-- Start of RECORDS SHOWN --

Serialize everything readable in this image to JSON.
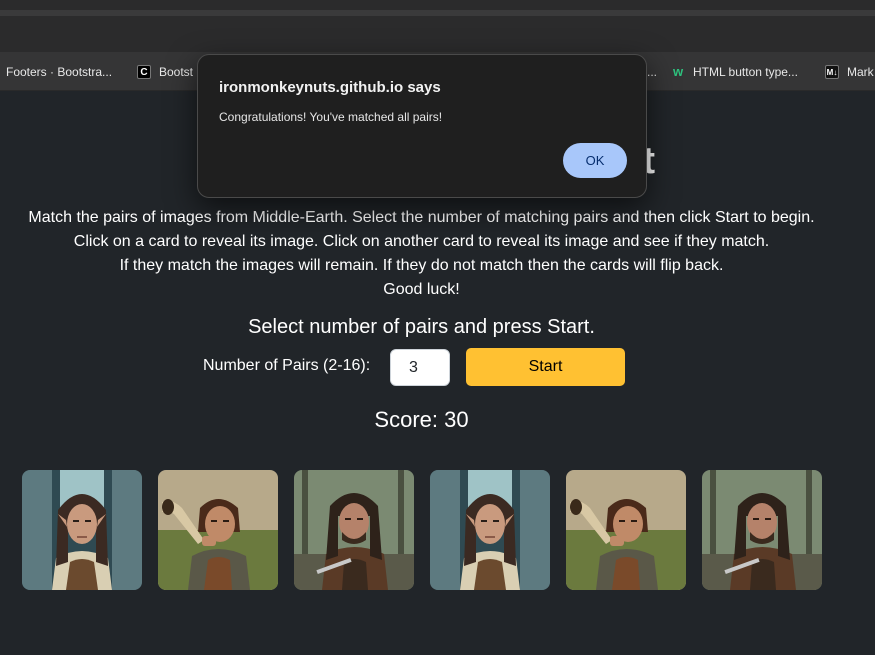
{
  "browser": {
    "bookmarks": [
      {
        "label": "Footers · Bootstra...",
        "icon": "none"
      },
      {
        "label": "Bootst",
        "icon": "c-logo-icon"
      },
      {
        "label": "...",
        "icon": "none"
      },
      {
        "label": "HTML button type...",
        "icon": "w3-logo-icon"
      },
      {
        "label": "Mark",
        "icon": "markdown-icon"
      }
    ]
  },
  "page": {
    "title": "M                                   st",
    "instructions": [
      "Match the pairs of images from Middle-Earth. Select the number of matching pairs and then click Start to begin.",
      "Click on a card to reveal its image. Click on another card to reveal its image and see if they match.",
      "If they match the images will remain. If they do not match then the cards will flip back.",
      "Good luck!"
    ],
    "select_heading": "Select number of pairs and press Start.",
    "pairs_label": "Number of Pairs (2-16):",
    "pairs_value": "3",
    "start_label": "Start",
    "score": "Score: 30",
    "cards": [
      {
        "character": "elf"
      },
      {
        "character": "horn-man"
      },
      {
        "character": "ranger"
      },
      {
        "character": "elf"
      },
      {
        "character": "horn-man"
      },
      {
        "character": "ranger"
      }
    ]
  },
  "dialog": {
    "title": "ironmonkeynuts.github.io says",
    "message": "Congratulations! You've matched all pairs!",
    "ok_label": "OK"
  },
  "colors": {
    "page_bg": "#212529",
    "start_button": "#ffc132",
    "ok_button": "#a8c7fa"
  }
}
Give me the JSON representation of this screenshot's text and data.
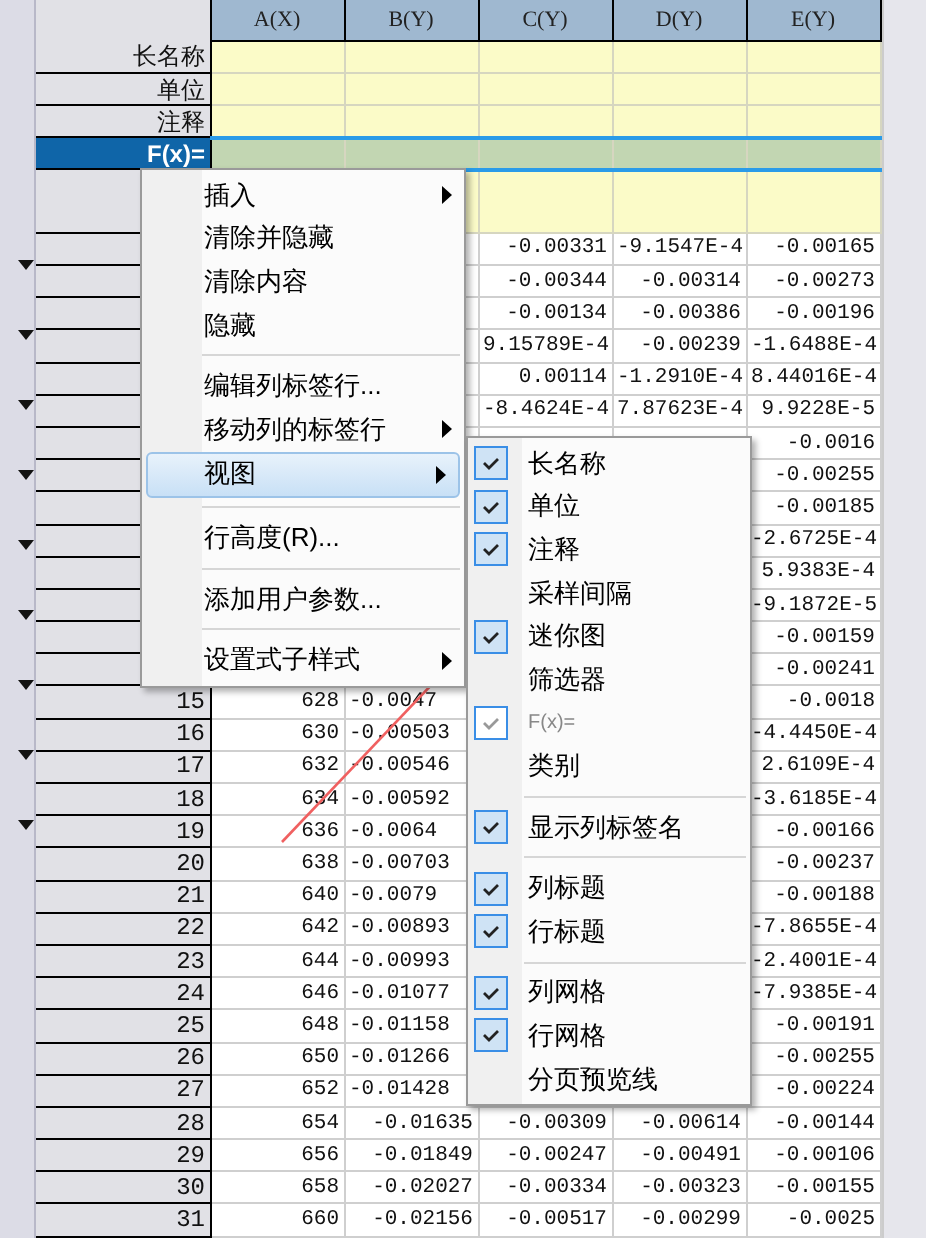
{
  "columns": [
    "A(X)",
    "B(Y)",
    "C(Y)",
    "D(Y)",
    "E(Y)"
  ],
  "label_rows": [
    {
      "label": "长名称",
      "selected": false
    },
    {
      "label": "单位",
      "selected": false
    },
    {
      "label": "注释",
      "selected": false
    },
    {
      "label": "F(x)=",
      "selected": true
    },
    {
      "selected": false
    }
  ],
  "rows": [
    {
      "cells": [
        null,
        null,
        "-0.00331",
        "-9.1547E-4",
        "-0.00165"
      ]
    },
    {
      "cells": [
        null,
        null,
        "-0.00344",
        "-0.00314",
        "-0.00273"
      ]
    },
    {
      "cells": [
        null,
        null,
        "-0.00134",
        "-0.00386",
        "-0.00196"
      ]
    },
    {
      "cells": [
        null,
        null,
        "9.15789E-4",
        "-0.00239",
        "-1.6488E-4"
      ]
    },
    {
      "cells": [
        null,
        null,
        "0.00114",
        "-1.2910E-4",
        "8.44016E-4"
      ]
    },
    {
      "cells": [
        null,
        null,
        "-8.4624E-4",
        "7.87623E-4",
        "9.9228E-5"
      ]
    },
    {
      "cells": [
        null,
        null,
        null,
        null,
        "-0.0016"
      ]
    },
    {
      "cells": [
        null,
        null,
        null,
        null,
        "-0.00255"
      ]
    },
    {
      "cells": [
        null,
        null,
        null,
        null,
        "-0.00185"
      ]
    },
    {
      "cells": [
        null,
        null,
        null,
        null,
        "-2.6725E-4"
      ]
    },
    {
      "cells": [
        null,
        null,
        null,
        null,
        "5.9383E-4"
      ]
    },
    {
      "cells": [
        null,
        null,
        null,
        null,
        "-9.1872E-5"
      ]
    },
    {
      "cells": [
        null,
        null,
        null,
        null,
        "-0.00159"
      ]
    },
    {
      "cells": [
        null,
        null,
        null,
        null,
        "-0.00241"
      ]
    },
    {
      "row": "15",
      "cells": [
        "628",
        "-0.0047",
        null,
        null,
        "-0.0018"
      ]
    },
    {
      "row": "16",
      "cells": [
        "630",
        "-0.00503",
        null,
        null,
        "-4.4450E-4"
      ]
    },
    {
      "row": "17",
      "cells": [
        "632",
        "-0.00546",
        null,
        null,
        "2.6109E-4"
      ]
    },
    {
      "row": "18",
      "cells": [
        "634",
        "-0.00592",
        null,
        null,
        "-3.6185E-4"
      ]
    },
    {
      "row": "19",
      "cells": [
        "636",
        "-0.0064",
        null,
        null,
        "-0.00166"
      ]
    },
    {
      "row": "20",
      "cells": [
        "638",
        "-0.00703",
        null,
        null,
        "-0.00237"
      ]
    },
    {
      "row": "21",
      "cells": [
        "640",
        "-0.0079",
        null,
        null,
        "-0.00188"
      ]
    },
    {
      "row": "22",
      "cells": [
        "642",
        "-0.00893",
        null,
        null,
        "-7.8655E-4"
      ]
    },
    {
      "row": "23",
      "cells": [
        "644",
        "-0.00993",
        null,
        null,
        "-2.4001E-4"
      ]
    },
    {
      "row": "24",
      "cells": [
        "646",
        "-0.01077",
        null,
        null,
        "-7.9385E-4"
      ]
    },
    {
      "row": "25",
      "cells": [
        "648",
        "-0.01158",
        null,
        null,
        "-0.00191"
      ]
    },
    {
      "row": "26",
      "cells": [
        "650",
        "-0.01266",
        null,
        null,
        "-0.00255"
      ]
    },
    {
      "row": "27",
      "cells": [
        "652",
        "-0.01428",
        null,
        null,
        "-0.00224"
      ]
    },
    {
      "row": "28",
      "cells": [
        "654",
        "-0.01635",
        "-0.00309",
        "-0.00614",
        "-0.00144"
      ]
    },
    {
      "row": "29",
      "cells": [
        "656",
        "-0.01849",
        "-0.00247",
        "-0.00491",
        "-0.00106"
      ]
    },
    {
      "row": "30",
      "cells": [
        "658",
        "-0.02027",
        "-0.00334",
        "-0.00323",
        "-0.00155"
      ]
    },
    {
      "row": "31",
      "cells": [
        "660",
        "-0.02156",
        "-0.00517",
        "-0.00299",
        "-0.0025"
      ]
    }
  ],
  "context_menu": {
    "items": [
      {
        "kind": "item",
        "label": "插入",
        "submenu": true,
        "selected": false
      },
      {
        "kind": "item",
        "label": "清除并隐藏",
        "submenu": false,
        "selected": false
      },
      {
        "kind": "item",
        "label": "清除内容",
        "submenu": false,
        "selected": false
      },
      {
        "kind": "item",
        "label": "隐藏",
        "submenu": false,
        "selected": false
      },
      {
        "kind": "separator"
      },
      {
        "kind": "item",
        "label": "编辑列标签行...",
        "submenu": false,
        "selected": false
      },
      {
        "kind": "item",
        "label": "移动列的标签行",
        "submenu": true,
        "selected": false
      },
      {
        "kind": "item",
        "label": "视图",
        "submenu": true,
        "selected": true
      },
      {
        "kind": "separator"
      },
      {
        "kind": "item",
        "label": "行高度(R)...",
        "submenu": false,
        "selected": false
      },
      {
        "kind": "separator"
      },
      {
        "kind": "item",
        "label": "添加用户参数...",
        "submenu": false,
        "selected": false
      },
      {
        "kind": "separator"
      },
      {
        "kind": "item",
        "label": "设置式子样式",
        "submenu": true,
        "selected": false
      }
    ]
  },
  "view_submenu": {
    "items": [
      {
        "kind": "item",
        "label": "长名称",
        "checked": true,
        "disabled": false
      },
      {
        "kind": "item",
        "label": "单位",
        "checked": true,
        "disabled": false
      },
      {
        "kind": "item",
        "label": "注释",
        "checked": true,
        "disabled": false
      },
      {
        "kind": "item",
        "label": "采样间隔",
        "checked": false,
        "disabled": false
      },
      {
        "kind": "item",
        "label": "迷你图",
        "checked": true,
        "disabled": false
      },
      {
        "kind": "item",
        "label": "筛选器",
        "checked": false,
        "disabled": false
      },
      {
        "kind": "item",
        "label": "F(x)=",
        "checked": true,
        "disabled": true
      },
      {
        "kind": "item",
        "label": "类别",
        "checked": false,
        "disabled": false
      },
      {
        "kind": "separator"
      },
      {
        "kind": "item",
        "label": "显示列标签名",
        "checked": true,
        "disabled": false
      },
      {
        "kind": "separator"
      },
      {
        "kind": "item",
        "label": "列标题",
        "checked": true,
        "disabled": false
      },
      {
        "kind": "item",
        "label": "行标题",
        "checked": true,
        "disabled": false
      },
      {
        "kind": "separator"
      },
      {
        "kind": "item",
        "label": "列网格",
        "checked": true,
        "disabled": false
      },
      {
        "kind": "item",
        "label": "行网格",
        "checked": true,
        "disabled": false
      },
      {
        "kind": "item",
        "label": "分页预览线",
        "checked": false,
        "disabled": false
      }
    ]
  }
}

-- End of RECORDS SHOWN --

Show all lines above holding "then".

      "Match the pairs of images from Middle-Earth. Select the number of matching pairs and then click Start to begin.",
      "If they match the images will remain. If they do not match then the cards will flip back.",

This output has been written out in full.